» GIVEN INSTRUCTION: Restate the listing below word for word, omitting any images.

» RECORDED DATA:
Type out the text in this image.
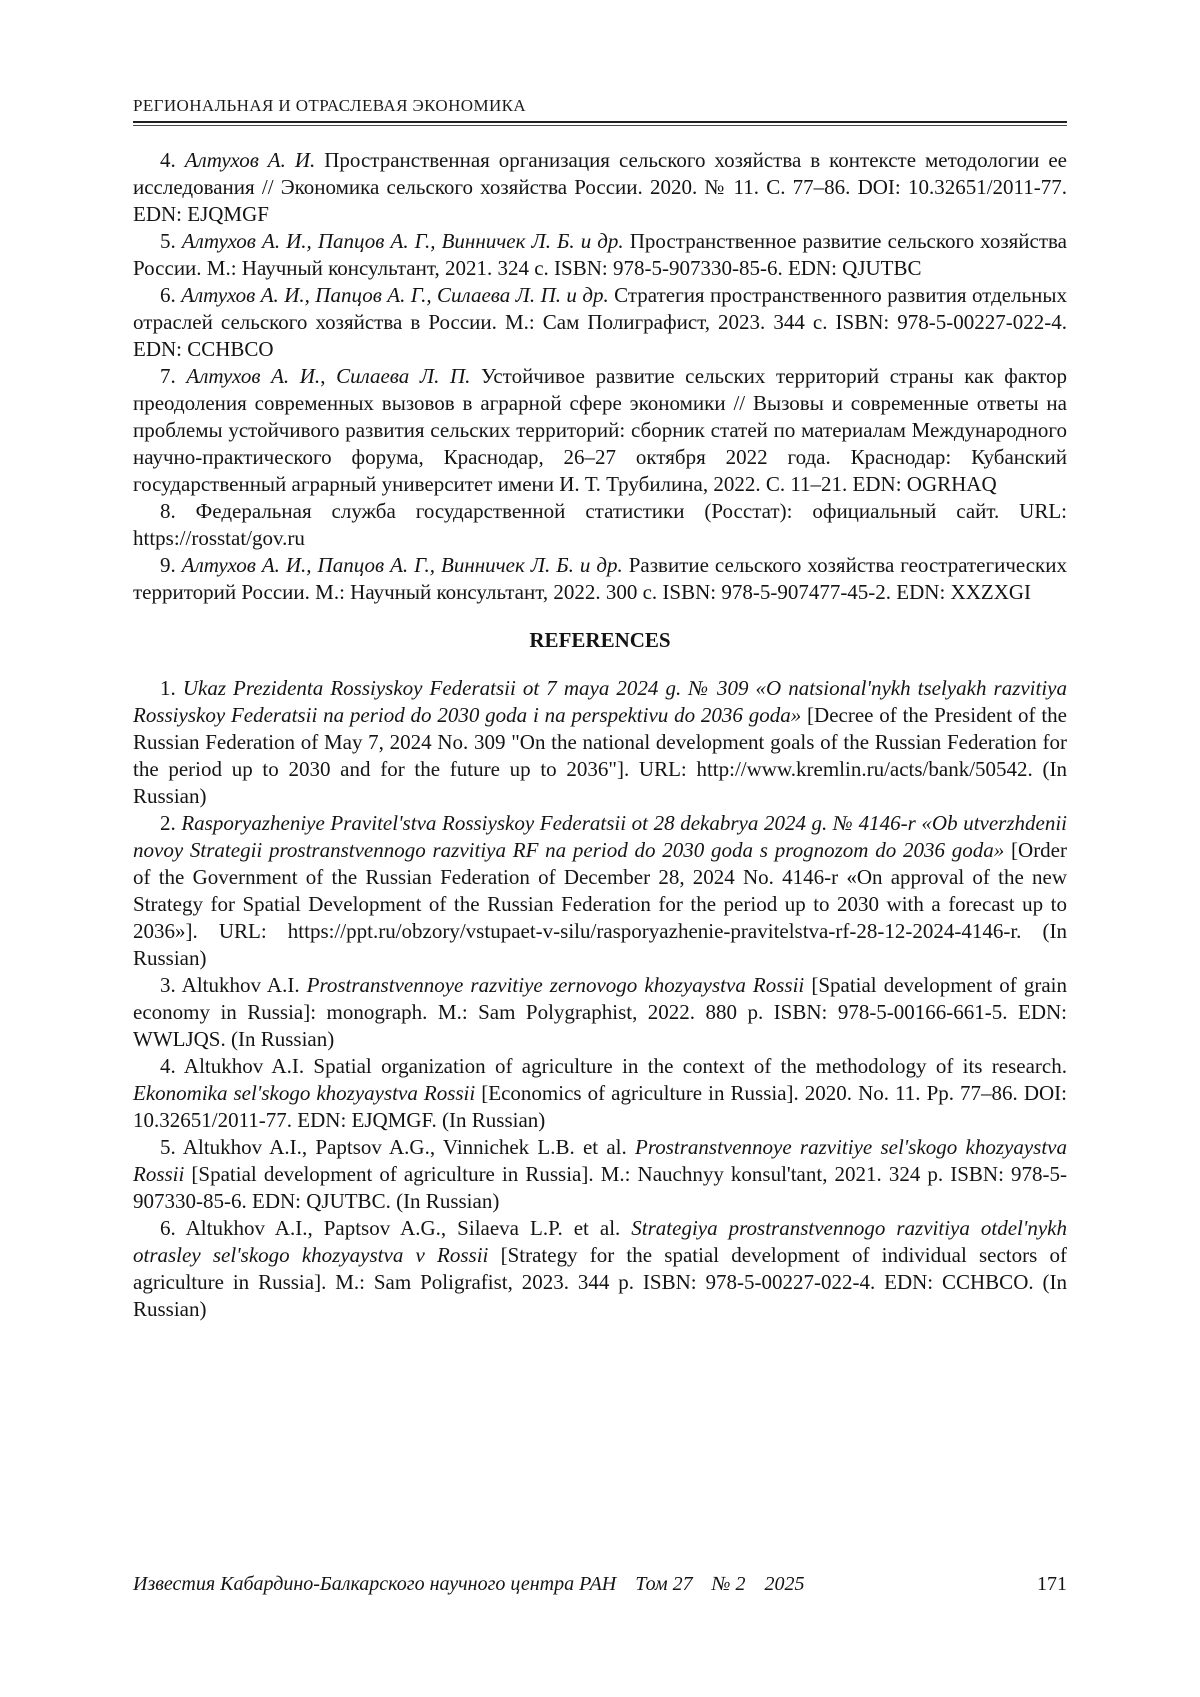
РЕГИОНАЛЬНАЯ И ОТРАСЛЕВАЯ ЭКОНОМИКА

4. Алтухов А. И. Пространственная организация сельского хозяйства в контексте методологии ее исследования // Экономика сельского хозяйства России. 2020. № 11. С. 77–86. DOI: 10.32651/2011-77. EDN: EJQMGF

5. Алтухов А. И., Папцов А. Г., Винничек Л. Б. и др. Пространственное развитие сельского хозяйства России. М.: Научный консультант, 2021. 324 с. ISBN: 978-5-907330-85-6. EDN: QJUTBC

6. Алтухов А. И., Папцов А. Г., Силаева Л. П. и др. Стратегия пространственного развития отдельных отраслей сельского хозяйства в России. М.: Сам Полиграфист, 2023. 344 с. ISBN: 978-5-00227-022-4. EDN: CCHBCO

7. Алтухов А. И., Силаева Л. П. Устойчивое развитие сельских территорий страны как фактор преодоления современных вызовов в аграрной сфере экономики // Вызовы и современные ответы на проблемы устойчивого развития сельских территорий: сборник статей по материалам Международного научно-практического форума, Краснодар, 26–27 октября 2022 года. Краснодар: Кубанский государственный аграрный университет имени И. Т. Трубилина, 2022. С. 11–21. EDN: OGRHAQ

8. Федеральная служба государственной статистики (Росстат): официальный сайт. URL: https://rosstat/gov.ru

9. Алтухов А. И., Папцов А. Г., Винничек Л. Б. и др. Развитие сельского хозяйства геостратегических территорий России. М.: Научный консультант, 2022. 300 с. ISBN: 978-5-907477-45-2. EDN: XXZXGI

REFERENCES

1. Ukaz Prezidenta Rossiyskoy Federatsii ot 7 maya 2024 g. № 309 «O natsional'nykh tselyakh razvitiya Rossiyskoy Federatsii na period do 2030 goda i na perspektivu do 2036 goda» [Decree of the President of the Russian Federation of May 7, 2024 No. 309 "On the national development goals of the Russian Federation for the period up to 2030 and for the future up to 2036"]. URL: http://www.kremlin.ru/acts/bank/50542. (In Russian)

2. Rasporyazheniye Pravitel'stva Rossiyskoy Federatsii ot 28 dekabrya 2024 g. № 4146-r «Ob utverzhdenii novoy Strategii prostranstvennogo razvitiya RF na period do 2030 goda s prognozom do 2036 goda» [Order of the Government of the Russian Federation of December 28, 2024 No. 4146-r «On approval of the new Strategy for Spatial Development of the Russian Federation for the period up to 2030 with a forecast up to 2036»]. URL: https://ppt.ru/obzory/vstupaet-v-silu/rasporyazhenie-pravitelstva-rf-28-12-2024-4146-r. (In Russian)

3. Altukhov A.I. Prostranstvennoye razvitiye zernovogo khozyaystva Rossii [Spatial development of grain economy in Russia]: monograph. M.: Sam Polygraphist, 2022. 880 p. ISBN: 978-5-00166-661-5. EDN: WWLJQS. (In Russian)

4. Altukhov A.I. Spatial organization of agriculture in the context of the methodology of its research. Ekonomika sel'skogo khozyaystva Rossii [Economics of agriculture in Russia]. 2020. No. 11. Pp. 77–86. DOI: 10.32651/2011-77. EDN: EJQMGF. (In Russian)

5. Altukhov A.I., Paptsov A.G., Vinnichek L.B. et al. Prostranstvennoye razvitiye sel'skogo khozyaystva Rossii [Spatial development of agriculture in Russia]. M.: Nauchnyy konsul'tant, 2021. 324 p. ISBN: 978-5-907330-85-6. EDN: QJUTBC. (In Russian)

6. Altukhov A.I., Paptsov A.G., Silaeva L.P. et al. Strategiya prostranstvennogo razvitiya otdel'nykh otrasley sel'skogo khozyaystva v Rossii [Strategy for the spatial development of individual sectors of agriculture in Russia]. M.: Sam Poligrafist, 2023. 344 p. ISBN: 978-5-00227-022-4. EDN: CCHBCO. (In Russian)

Известия Кабардино-Балкарского научного центра РАН Том 27 № 2 2025	171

» REPLY TO THE EXERCISE:
Type out the text in this image.
РЕГИОНАЛЬНАЯ И ОТРАСЛЕВАЯ ЭКОНОМИКА

4. Алтухов А. И. Пространственная организация сельского хозяйства в контексте методологии ее исследования // Экономика сельского хозяйства России. 2020. № 11. С. 77–86. DOI: 10.32651/2011-77. EDN: EJQMGF

5. Алтухов А. И., Папцов А. Г., Винничек Л. Б. и др. Пространственное развитие сельского хозяйства России. М.: Научный консультант, 2021. 324 с. ISBN: 978-5-907330-85-6. EDN: QJUTBC

6. Алтухов А. И., Папцов А. Г., Силаева Л. П. и др. Стратегия пространственного развития отдельных отраслей сельского хозяйства в России. М.: Сам Полиграфист, 2023. 344 с. ISBN: 978-5-00227-022-4. EDN: CCHBCO

7. Алтухов А. И., Силаева Л. П. Устойчивое развитие сельских территорий страны как фактор преодоления современных вызовов в аграрной сфере экономики // Вызовы и современные ответы на проблемы устойчивого развития сельских территорий: сборник статей по материалам Международного научно-практического форума, Краснодар, 26–27 октября 2022 года. Краснодар: Кубанский государственный аграрный университет имени И. Т. Трубилина, 2022. С. 11–21. EDN: OGRHAQ

8. Федеральная служба государственной статистики (Росстат): официальный сайт. URL: https://rosstat/gov.ru

9. Алтухов А. И., Папцов А. Г., Винничек Л. Б. и др. Развитие сельского хозяйства геостратегических территорий России. М.: Научный консультант, 2022. 300 с. ISBN: 978-5-907477-45-2. EDN: XXZXGI

REFERENCES

1. Ukaz Prezidenta Rossiyskoy Federatsii ot 7 maya 2024 g. № 309 «O natsional'nykh tselyakh razvitiya Rossiyskoy Federatsii na period do 2030 goda i na perspektivu do 2036 goda» [Decree of the President of the Russian Federation of May 7, 2024 No. 309 "On the national development goals of the Russian Federation for the period up to 2030 and for the future up to 2036"]. URL: http://www.kremlin.ru/acts/bank/50542. (In Russian)

2. Rasporyazheniye Pravitel'stva Rossiyskoy Federatsii ot 28 dekabrya 2024 g. № 4146-r «Ob utverzhdenii novoy Strategii prostranstvennogo razvitiya RF na period do 2030 goda s prognozom do 2036 goda» [Order of the Government of the Russian Federation of December 28, 2024 No. 4146-r «On approval of the new Strategy for Spatial Development of the Russian Federation for the period up to 2030 with a forecast up to 2036»]. URL: https://ppt.ru/obzory/vstupaet-v-silu/rasporyazhenie-pravitelstva-rf-28-12-2024-4146-r. (In Russian)

3. Altukhov A.I. Prostranstvennoye razvitiye zernovogo khozyaystva Rossii [Spatial development of grain economy in Russia]: monograph. M.: Sam Polygraphist, 2022. 880 p. ISBN: 978-5-00166-661-5. EDN: WWLJQS. (In Russian)

4. Altukhov A.I. Spatial organization of agriculture in the context of the methodology of its research. Ekonomika sel'skogo khozyaystva Rossii [Economics of agriculture in Russia]. 2020. No. 11. Pp. 77–86. DOI: 10.32651/2011-77. EDN: EJQMGF. (In Russian)

5. Altukhov A.I., Paptsov A.G., Vinnichek L.B. et al. Prostranstvennoye razvitiye sel'skogo khozyaystva Rossii [Spatial development of agriculture in Russia]. M.: Nauchnyy konsul'tant, 2021. 324 p. ISBN: 978-5-907330-85-6. EDN: QJUTBC. (In Russian)

6. Altukhov A.I., Paptsov A.G., Silaeva L.P. et al. Strategiya prostranstvennogo razvitiya otdel'nykh otrasley sel'skogo khozyaystva v Rossii [Strategy for the spatial development of individual sectors of agriculture in Russia]. M.: Sam Poligrafist, 2023. 344 p. ISBN: 978-5-00227-022-4. EDN: CCHBCO. (In Russian)

Известия Кабардино-Балкарского научного центра РАН Том 27 № 2 2025	171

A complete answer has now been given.